_Extracted text_.
┏━━

Back to the future (and the original name)
I’ve changed the name of this Website (again), having found two things: There’s a LOT of folks out there (especially PR folks) rethinking their ways in the new world of blogs, etc. (and to my way of thinking, overlooking the humble e-mail to a certain degree), and so the name(s) I thought of are being used for things such as the NewPR Wiki.
Secondly, the original name - Please Release Me! - is less stuffy, and makes folks laugh. A nice way to greet folks, before you get into all the heavy lifting. Exactly my intentions here, as well as in a possible book by the same name.
I still want to encompass the good and bad about press releases. People do desperately need reference points when it comes to informing the public, through the media, about what they are up to.
But that is not the exciting thing! The truly revolutionary, not evolutionary, thing about online PR is that it FINALLY breaks through the “big lie” of traditional PR - that it’s not about a relationship with the public, but with the media, currying favor with those that get those stories in Time or Business Week or the National Semiconductor Poobah’s Trade Rag.
There will always be a need for that type of “old-line” PR. The real challenge of 21st Century communication is how to bypass the traditional media and communicate directly with your customers/members/prospects. To make full use of the personal-connection power of e-mail, Websites (and yes, RSS feeds, blogs, podcasting and whatever comes next) to build a relationship that hitherto was simply impossible, but can be so much more lucrative and rewarding, in every sense of those words.

┗━━

_Supplied records_.
┏━━

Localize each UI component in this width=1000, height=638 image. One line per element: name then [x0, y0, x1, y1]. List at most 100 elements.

┗━━
┏━━

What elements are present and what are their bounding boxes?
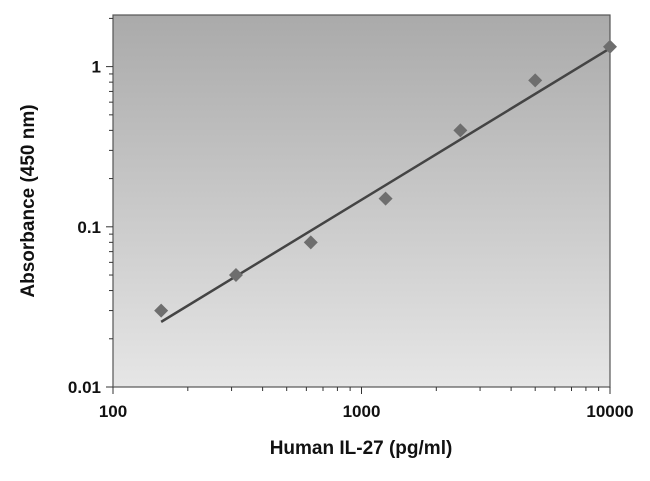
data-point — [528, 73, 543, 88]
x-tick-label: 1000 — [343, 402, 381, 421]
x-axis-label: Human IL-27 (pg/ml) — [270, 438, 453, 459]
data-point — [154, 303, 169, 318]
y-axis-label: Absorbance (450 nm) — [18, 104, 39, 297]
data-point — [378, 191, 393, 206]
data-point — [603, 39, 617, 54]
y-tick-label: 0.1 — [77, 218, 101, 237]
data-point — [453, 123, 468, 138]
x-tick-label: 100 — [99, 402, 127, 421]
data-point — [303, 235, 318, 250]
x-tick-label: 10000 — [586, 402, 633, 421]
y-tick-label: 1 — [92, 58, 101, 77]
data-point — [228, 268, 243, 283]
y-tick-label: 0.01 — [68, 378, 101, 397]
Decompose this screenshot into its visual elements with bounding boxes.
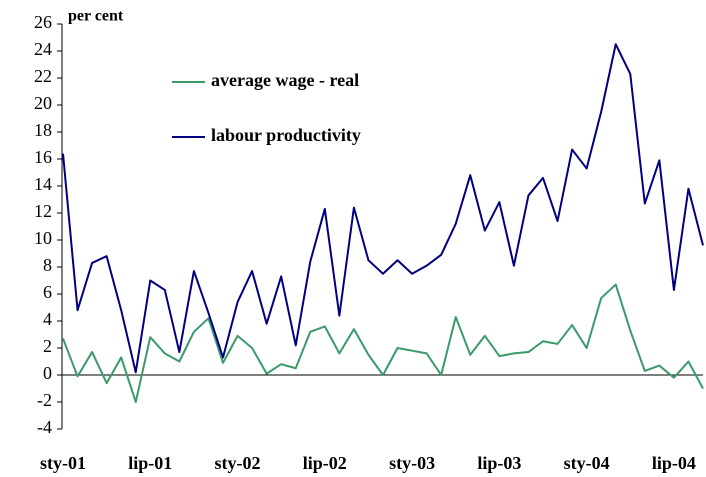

┗━━
┏━━

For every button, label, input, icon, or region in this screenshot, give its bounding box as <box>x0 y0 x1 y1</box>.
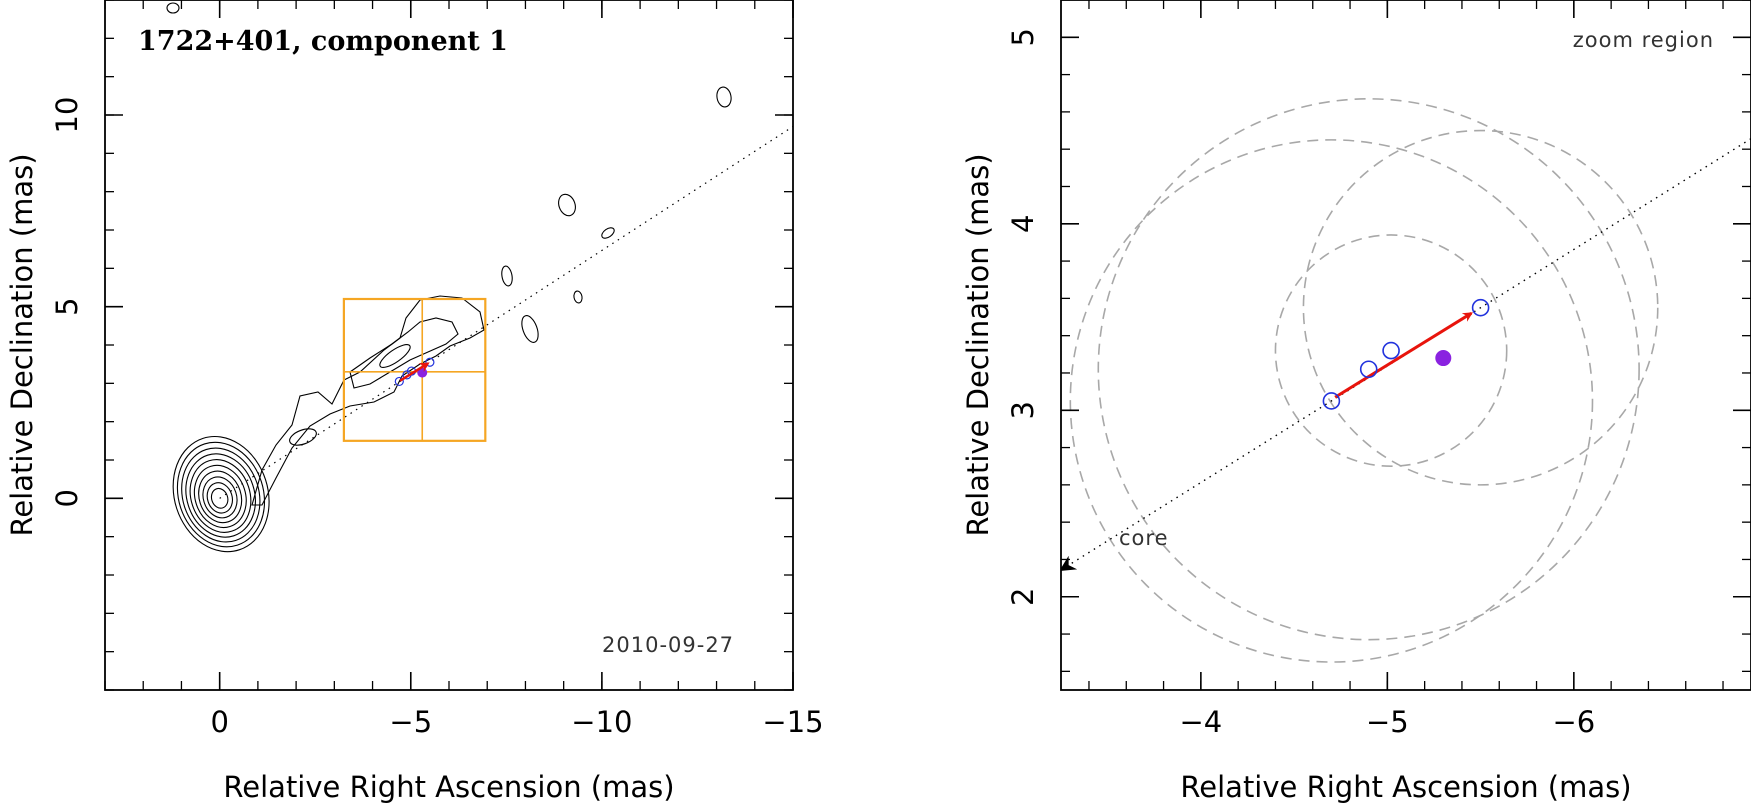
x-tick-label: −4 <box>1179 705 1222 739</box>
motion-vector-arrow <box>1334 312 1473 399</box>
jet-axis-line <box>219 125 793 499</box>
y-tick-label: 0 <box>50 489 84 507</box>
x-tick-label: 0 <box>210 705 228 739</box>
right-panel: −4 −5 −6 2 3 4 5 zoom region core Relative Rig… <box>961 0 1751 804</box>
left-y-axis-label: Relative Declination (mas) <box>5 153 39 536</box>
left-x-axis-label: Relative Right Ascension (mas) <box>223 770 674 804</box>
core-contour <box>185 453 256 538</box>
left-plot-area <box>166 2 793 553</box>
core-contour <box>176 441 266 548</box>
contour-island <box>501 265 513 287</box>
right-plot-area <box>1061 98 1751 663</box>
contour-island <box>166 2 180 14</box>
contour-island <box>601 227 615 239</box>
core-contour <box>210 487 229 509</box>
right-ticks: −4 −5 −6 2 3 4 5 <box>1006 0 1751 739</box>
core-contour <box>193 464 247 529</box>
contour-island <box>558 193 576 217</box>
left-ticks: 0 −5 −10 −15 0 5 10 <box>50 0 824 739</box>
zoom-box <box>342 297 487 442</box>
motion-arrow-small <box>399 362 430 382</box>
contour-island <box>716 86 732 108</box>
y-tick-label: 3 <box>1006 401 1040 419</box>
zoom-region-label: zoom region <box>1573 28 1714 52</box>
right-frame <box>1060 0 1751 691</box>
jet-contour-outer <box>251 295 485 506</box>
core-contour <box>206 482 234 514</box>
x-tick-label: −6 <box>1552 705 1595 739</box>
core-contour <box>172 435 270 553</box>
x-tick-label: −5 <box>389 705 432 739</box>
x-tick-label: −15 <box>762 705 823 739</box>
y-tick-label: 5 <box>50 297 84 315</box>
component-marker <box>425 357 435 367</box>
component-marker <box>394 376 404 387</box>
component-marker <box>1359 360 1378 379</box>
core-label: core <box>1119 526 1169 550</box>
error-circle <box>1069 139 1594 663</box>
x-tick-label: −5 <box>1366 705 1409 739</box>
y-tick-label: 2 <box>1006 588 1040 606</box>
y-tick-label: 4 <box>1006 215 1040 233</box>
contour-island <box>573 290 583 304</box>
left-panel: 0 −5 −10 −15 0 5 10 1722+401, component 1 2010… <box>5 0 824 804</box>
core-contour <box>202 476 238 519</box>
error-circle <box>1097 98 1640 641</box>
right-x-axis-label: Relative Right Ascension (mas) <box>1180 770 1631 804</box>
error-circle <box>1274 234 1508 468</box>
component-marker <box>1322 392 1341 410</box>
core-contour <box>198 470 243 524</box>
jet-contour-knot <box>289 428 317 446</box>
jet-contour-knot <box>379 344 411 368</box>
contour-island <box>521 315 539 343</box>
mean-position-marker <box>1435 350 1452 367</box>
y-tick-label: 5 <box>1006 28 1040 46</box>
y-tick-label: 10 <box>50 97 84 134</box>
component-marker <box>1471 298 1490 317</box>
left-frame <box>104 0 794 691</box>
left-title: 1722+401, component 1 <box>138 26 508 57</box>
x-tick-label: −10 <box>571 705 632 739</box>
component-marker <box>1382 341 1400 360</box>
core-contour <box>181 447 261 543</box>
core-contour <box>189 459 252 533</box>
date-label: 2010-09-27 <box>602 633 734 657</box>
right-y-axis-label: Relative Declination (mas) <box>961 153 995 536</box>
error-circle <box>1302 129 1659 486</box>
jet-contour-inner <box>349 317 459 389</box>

┗━━

_Things to do_.
[a] In the press-release blog post, translate the sentence "People do desperately need reference points when it comes to informing the public, through the media, about what they are up to." into Spanish.
[b] Reproduce, without any alteration, the passage of the press-release blog post from "But that is" to "of those words.".

_Answers_.
[a] La gente necesita desesperadamente puntos de referencia a la hora de informar al público, a través de los medios de comunicación, sobre lo que está haciendo.

[b]
But that is not the exciting thing! The truly revolutionary, not evolutionary, thing about online PR is that it FINALLY breaks through the “big lie” of traditional PR - that it’s not about a relationship with the public, but with the media, currying favor with those that get those stories in Time or Business Week or the National Semiconductor Poobah’s Trade Rag.
There will always be a need for that type of “old-line” PR. The real challenge of 21st Century communication is how to bypass the traditional media and communicate directly with your customers/members/prospects. To make full use of the personal-connection power of e-mail, Websites (and yes, RSS feeds, blogs, podcasting and whatever comes next) to build a relationship that hitherto was simply impossible, but can be so much more lucrative and rewarding, in every sense of those words.